_TASK PROMPT_. Return the number of lines in which the word "société" appears; add nothing else.

_INPUT RECORDS_.
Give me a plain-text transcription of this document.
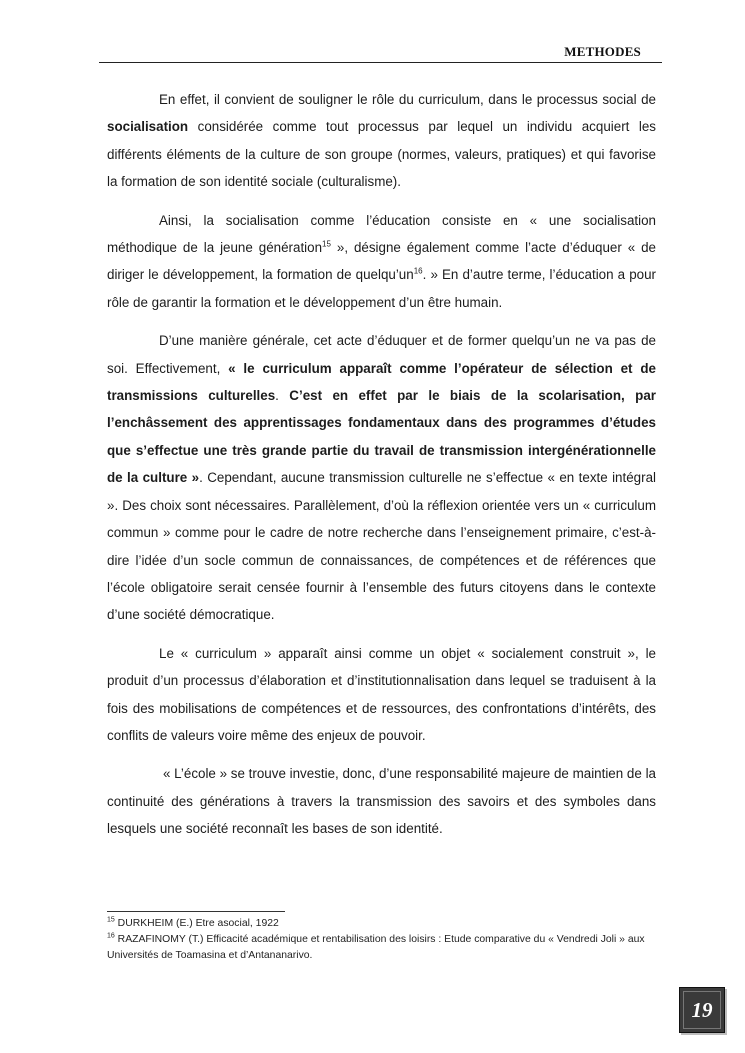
METHODES

En effet, il convient de souligner le rôle du curriculum, dans le processus social de socialisation considérée comme tout processus par lequel un individu acquiert les différents éléments de la culture de son groupe (normes, valeurs, pratiques) et qui favorise la formation de son identité sociale (culturalisme).

Ainsi, la socialisation comme l’éducation consiste en « une socialisation méthodique de la jeune génération$^{15}$ », désigne également comme l’acte d’éduquer « de diriger le développement, la formation de $quelqu’un^{16}$. » En d’autre terme, l’éducation a pour rôle de garantir la formation et le développement d’un être humain.

D’une manière générale, cet acte d’éduquer et de former quelqu’un ne va pas de soi. Effectivement, « le curriculum apparaît comme l’opérateur de sélection et de transmissions culturelles. C’est en effet par le biais de la scolarisation, par l’enchâssement des apprentissages fondamentaux dans des programmes d’études que s’effectue une très grande partie du travail de transmission intergénérationnelle de la culture ». Cependant, aucune transmission culturelle ne s’effectue « en texte intégral ». Des choix sont nécessaires. Parallèlement, d’où la réflexion orientée vers un « curriculum commun » comme pour le cadre de notre recherche dans l’enseignement primaire, c’est-à-dire l’idée d’un socle commun de connaissances, de compétences et de références que l’école obligatoire serait censée fournir à l’ensemble des futurs citoyens dans le contexte d’une société démocratique.

Le « curriculum » apparaît ainsi comme un objet « socialement construit », le produit d’un processus d’élaboration et d’institutionnalisation dans lequel se traduisent à la fois des mobilisations de compétences et de ressources, des confrontations d’intérêts, des conflits de valeurs voire même des enjeux de pouvoir.

« L’école » se trouve investie, donc, d’une responsabilité majeure de maintien de la continuité des générations à travers la transmission des savoirs et des symboles dans lesquels une société reconnaît les bases de son identité.

$^{15}$ DURKHEIM (E.) Etre asocial, 1922

$^{16}$ RAZAFINOMY (T.) Efficacité académique et rentabilisation des loisirs : Etude comparative du « Vendredi Joli » aux Universités de Toamasina et d’Antananarivo.

19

_TASK OUTPUT_. 2